---- Provided data
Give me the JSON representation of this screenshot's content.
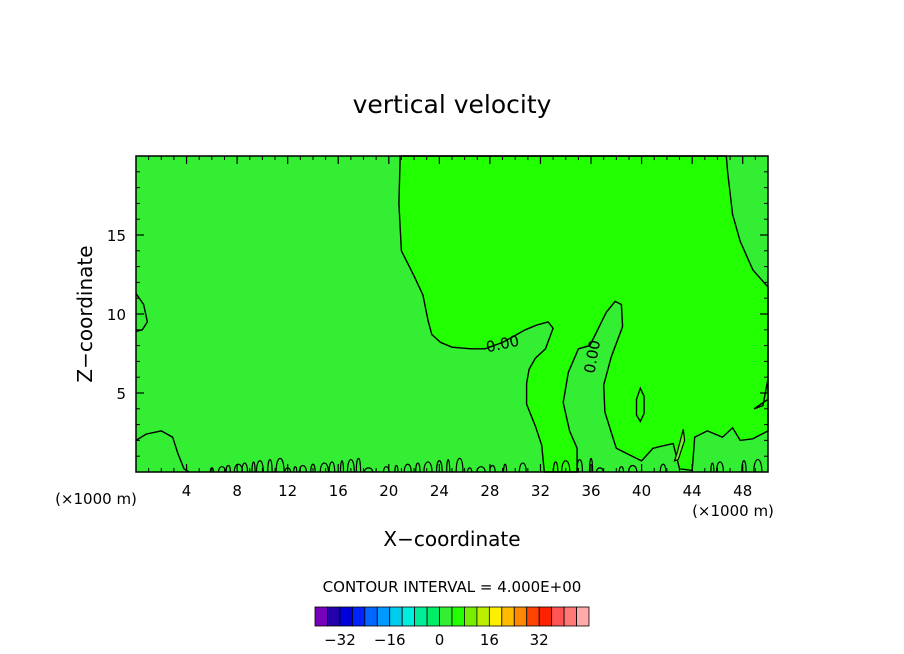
{
  "chart_data": {
    "type": "contour",
    "title": "vertical velocity",
    "xlabel": "X−coordinate",
    "ylabel": "Z−coordinate",
    "x_unit_left": "(×1000 m)",
    "x_unit_right": "(×1000 m)",
    "xlim": [
      0,
      50
    ],
    "ylim": [
      0,
      20
    ],
    "x_ticks": [
      4,
      8,
      12,
      16,
      20,
      24,
      28,
      32,
      36,
      40,
      44,
      48
    ],
    "x_tick_labels": [
      "4",
      "8",
      "12",
      "16",
      "20",
      "24",
      "28",
      "32",
      "36",
      "40",
      "44",
      "48"
    ],
    "y_ticks": [
      5,
      10,
      15
    ],
    "y_tick_labels": [
      "5",
      "10",
      "15"
    ],
    "contour_interval_label": "CONTOUR INTERVAL = 4.000E+00",
    "contour_labels": [
      "0.00",
      "0.00"
    ],
    "fill_colors": {
      "background_band": "#33ee33",
      "positive_band": "#22ff00",
      "small_cell": "#77ee33"
    },
    "colorbar": {
      "tick_values": [
        -32,
        -16,
        0,
        16,
        32
      ],
      "tick_labels": [
        "−32",
        "−16",
        "0",
        "16",
        "32"
      ],
      "levels_min": -40,
      "levels_step": 4,
      "colors": [
        "#7700bb",
        "#2200aa",
        "#0000dd",
        "#0022ff",
        "#0066ff",
        "#0099ff",
        "#00ccee",
        "#00eedd",
        "#00ee99",
        "#00ee66",
        "#33ee33",
        "#22ff00",
        "#77ee00",
        "#bbee00",
        "#ffee00",
        "#ffbb00",
        "#ff8800",
        "#ff4400",
        "#ff2200",
        "#ff5555",
        "#ff7777",
        "#ffaaaa"
      ]
    }
  }
}
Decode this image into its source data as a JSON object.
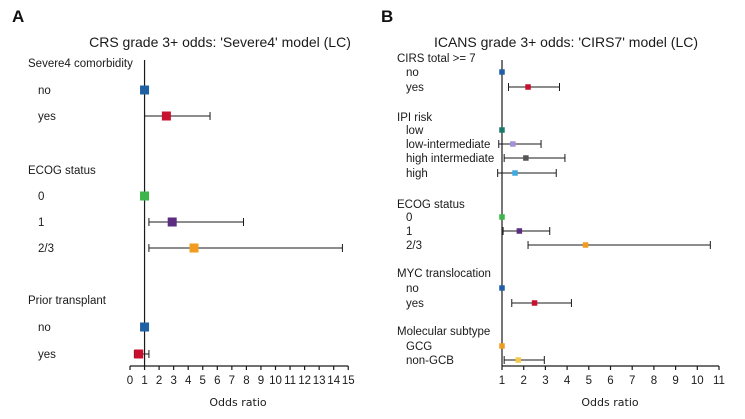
{
  "chart_data": [
    {
      "panel": "A",
      "type": "forest",
      "title": "CRS grade 3+ odds: 'Severe4' model (LC)",
      "xlabel": "Odds ratio",
      "xlim": [
        0,
        15
      ],
      "xticks": [
        0,
        1,
        2,
        3,
        4,
        5,
        6,
        7,
        8,
        9,
        10,
        11,
        12,
        13,
        14,
        15
      ],
      "reference_line": 1,
      "groups": [
        {
          "name": "Severe4 comorbidity",
          "items": [
            {
              "label": "no",
              "or": 1.0,
              "lo": 1.0,
              "hi": 1.0,
              "color": "#1f5fa3"
            },
            {
              "label": "yes",
              "or": 2.5,
              "lo": 1.0,
              "hi": 5.5,
              "color": "#c8102e"
            }
          ]
        },
        {
          "name": "ECOG status",
          "items": [
            {
              "label": "0",
              "or": 1.0,
              "lo": 1.0,
              "hi": 1.0,
              "color": "#3cb54a"
            },
            {
              "label": "1",
              "or": 2.9,
              "lo": 1.3,
              "hi": 7.8,
              "color": "#5b2c7f"
            },
            {
              "label": "2/3",
              "or": 4.4,
              "lo": 1.3,
              "hi": 14.6,
              "color": "#f29c1f"
            }
          ]
        },
        {
          "name": "Prior transplant",
          "items": [
            {
              "label": "no",
              "or": 1.0,
              "lo": 1.0,
              "hi": 1.0,
              "color": "#1f5fa3"
            },
            {
              "label": "yes",
              "or": 0.6,
              "lo": 0.3,
              "hi": 1.3,
              "color": "#c8102e"
            }
          ]
        }
      ]
    },
    {
      "panel": "B",
      "type": "forest",
      "title": "ICANS grade 3+ odds: 'CIRS7' model (LC)",
      "xlabel": "Odds ratio",
      "xlim": [
        1,
        11
      ],
      "xticks": [
        1,
        2,
        3,
        4,
        5,
        6,
        7,
        8,
        9,
        10,
        11
      ],
      "reference_line": 1,
      "groups": [
        {
          "name": "CIRS total >= 7",
          "items": [
            {
              "label": "no",
              "or": 1.0,
              "lo": 1.0,
              "hi": 1.0,
              "color": "#1f5fa3"
            },
            {
              "label": "yes",
              "or": 2.2,
              "lo": 1.3,
              "hi": 3.65,
              "color": "#c8102e"
            }
          ]
        },
        {
          "name": "IPI risk",
          "items": [
            {
              "label": "low",
              "or": 1.0,
              "lo": 1.0,
              "hi": 1.0,
              "color": "#1a7a6a"
            },
            {
              "label": "low-intermediate",
              "or": 1.5,
              "lo": 0.85,
              "hi": 2.8,
              "color": "#a58fd6"
            },
            {
              "label": "high intermediate",
              "or": 2.1,
              "lo": 1.1,
              "hi": 3.9,
              "color": "#555555"
            },
            {
              "label": "high",
              "or": 1.6,
              "lo": 0.8,
              "hi": 3.5,
              "color": "#3fa9e0"
            }
          ]
        },
        {
          "name": "ECOG status",
          "items": [
            {
              "label": "0",
              "or": 1.0,
              "lo": 1.0,
              "hi": 1.0,
              "color": "#3cb54a"
            },
            {
              "label": "1",
              "or": 1.8,
              "lo": 1.05,
              "hi": 3.2,
              "color": "#5b2c7f"
            },
            {
              "label": "2/3",
              "or": 4.85,
              "lo": 2.2,
              "hi": 10.6,
              "color": "#f29c1f"
            }
          ]
        },
        {
          "name": "MYC translocation",
          "items": [
            {
              "label": "no",
              "or": 1.0,
              "lo": 1.0,
              "hi": 1.0,
              "color": "#1f5fa3"
            },
            {
              "label": "yes",
              "or": 2.5,
              "lo": 1.45,
              "hi": 4.2,
              "color": "#c8102e"
            }
          ]
        },
        {
          "name": "Molecular subtype",
          "items": [
            {
              "label": "GCG",
              "or": 1.0,
              "lo": 1.0,
              "hi": 1.0,
              "color": "#f29c1f"
            },
            {
              "label": "non-GCB",
              "or": 1.75,
              "lo": 1.1,
              "hi": 2.95,
              "color": "#f7c948"
            }
          ]
        }
      ]
    }
  ]
}
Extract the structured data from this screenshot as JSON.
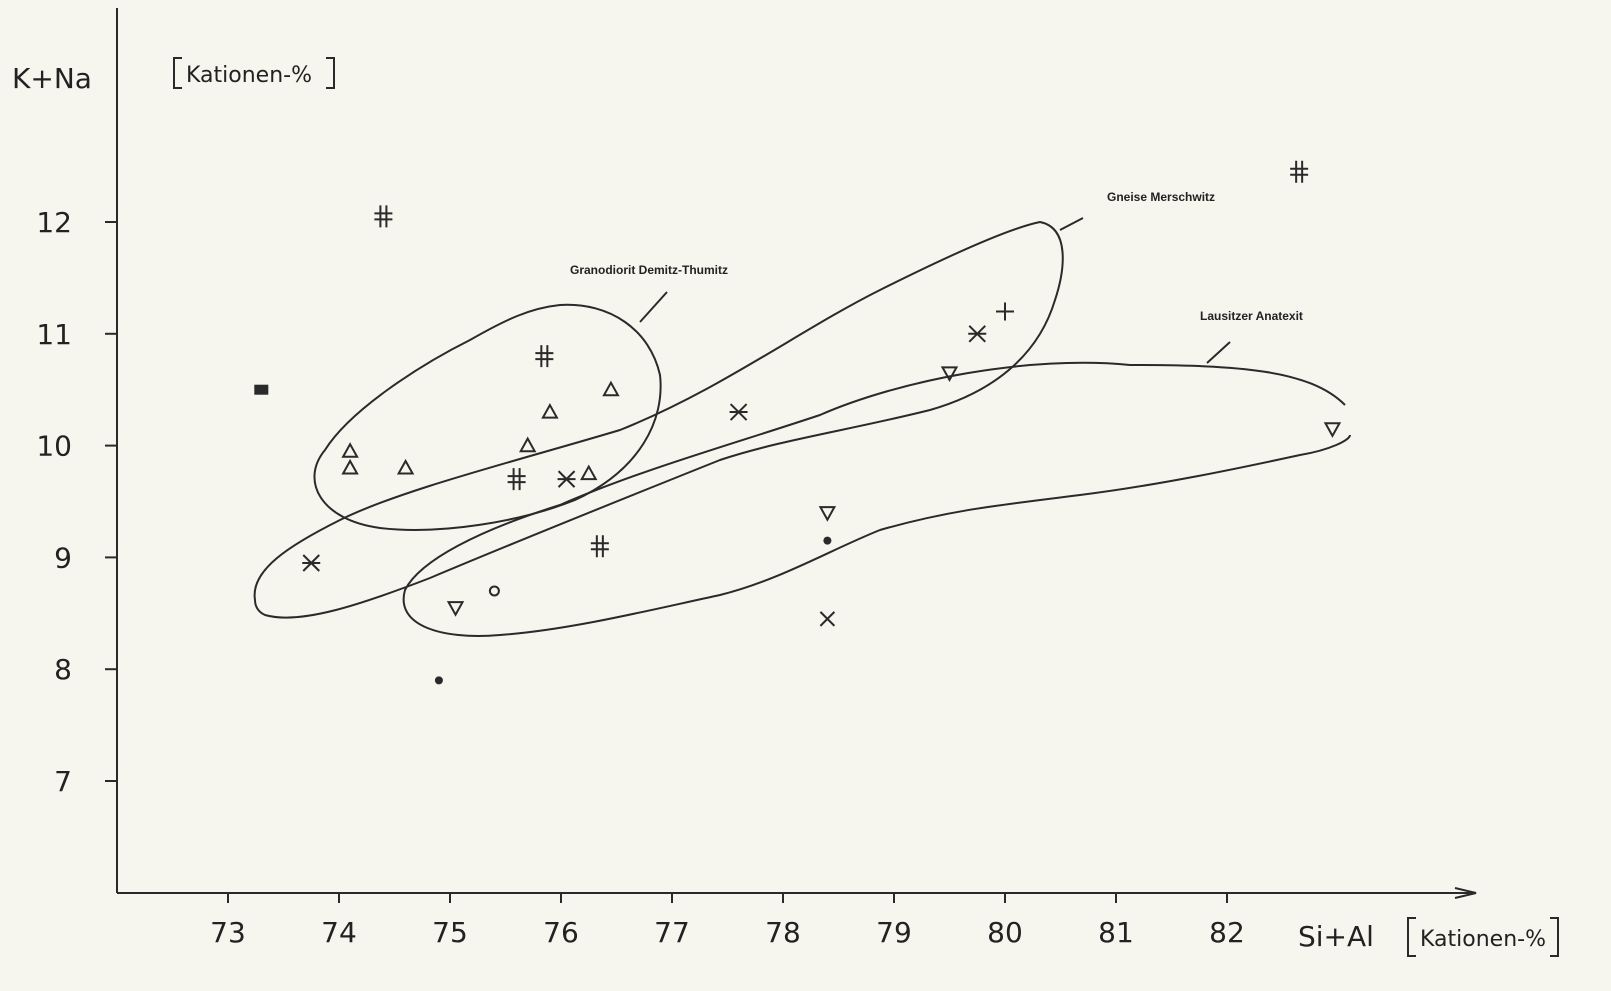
{
  "chart_data": {
    "type": "scatter",
    "xlabel": "Si+Al",
    "xunit": "Kationen-%",
    "ylabel": "K+Na",
    "yunit": "Kationen-%",
    "xlim": [
      72,
      83.5
    ],
    "ylim": [
      6,
      13.5
    ],
    "xticks": [
      "73",
      "74",
      "75",
      "76",
      "77",
      "78",
      "79",
      "80",
      "81",
      "82"
    ],
    "yticks": [
      "7",
      "8",
      "9",
      "10",
      "11",
      "12"
    ],
    "regions": [
      {
        "name": "Granodiorit Demitz-Thumitz"
      },
      {
        "name": "Gneise Merschwitz"
      },
      {
        "name": "Lausitzer Anatexit"
      }
    ],
    "points": [
      {
        "marker": "triangle-up",
        "x": 74.1,
        "y": 9.95
      },
      {
        "marker": "triangle-up",
        "x": 74.1,
        "y": 9.8
      },
      {
        "marker": "triangle-up",
        "x": 74.6,
        "y": 9.8
      },
      {
        "marker": "triangle-up",
        "x": 75.7,
        "y": 10.0
      },
      {
        "marker": "triangle-up",
        "x": 75.9,
        "y": 10.3
      },
      {
        "marker": "triangle-up",
        "x": 76.25,
        "y": 9.75
      },
      {
        "marker": "triangle-up",
        "x": 76.45,
        "y": 10.5
      },
      {
        "marker": "double-hash",
        "x": 74.4,
        "y": 12.05
      },
      {
        "marker": "double-hash",
        "x": 75.85,
        "y": 10.8
      },
      {
        "marker": "double-hash",
        "x": 75.6,
        "y": 9.7
      },
      {
        "marker": "double-hash",
        "x": 76.35,
        "y": 9.1
      },
      {
        "marker": "double-hash",
        "x": 82.65,
        "y": 12.45
      },
      {
        "marker": "star",
        "x": 73.75,
        "y": 8.95
      },
      {
        "marker": "star",
        "x": 76.05,
        "y": 9.7
      },
      {
        "marker": "star",
        "x": 77.6,
        "y": 10.3
      },
      {
        "marker": "star",
        "x": 79.75,
        "y": 11.0
      },
      {
        "marker": "triangle-down",
        "x": 75.05,
        "y": 8.55
      },
      {
        "marker": "triangle-down",
        "x": 78.4,
        "y": 9.4
      },
      {
        "marker": "triangle-down",
        "x": 79.5,
        "y": 10.65
      },
      {
        "marker": "triangle-down",
        "x": 82.95,
        "y": 10.15
      },
      {
        "marker": "plus",
        "x": 80.0,
        "y": 11.2
      },
      {
        "marker": "cross",
        "x": 78.4,
        "y": 8.45
      },
      {
        "marker": "circle-open",
        "x": 75.4,
        "y": 8.7
      },
      {
        "marker": "dot",
        "x": 78.4,
        "y": 9.15
      },
      {
        "marker": "dot",
        "x": 74.9,
        "y": 7.9
      },
      {
        "marker": "square-filled",
        "x": 73.3,
        "y": 10.5
      }
    ]
  }
}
--------
**Written task**
Search the lines for "title". Copy each line that has it.

**Result below**
    "title": "vertical velocity",
      "title": "CRS grade 3+ odds: 'Severe4' model (LC)",
      "title": "ICANS grade 3+ odds: 'CIRS7' model (LC)",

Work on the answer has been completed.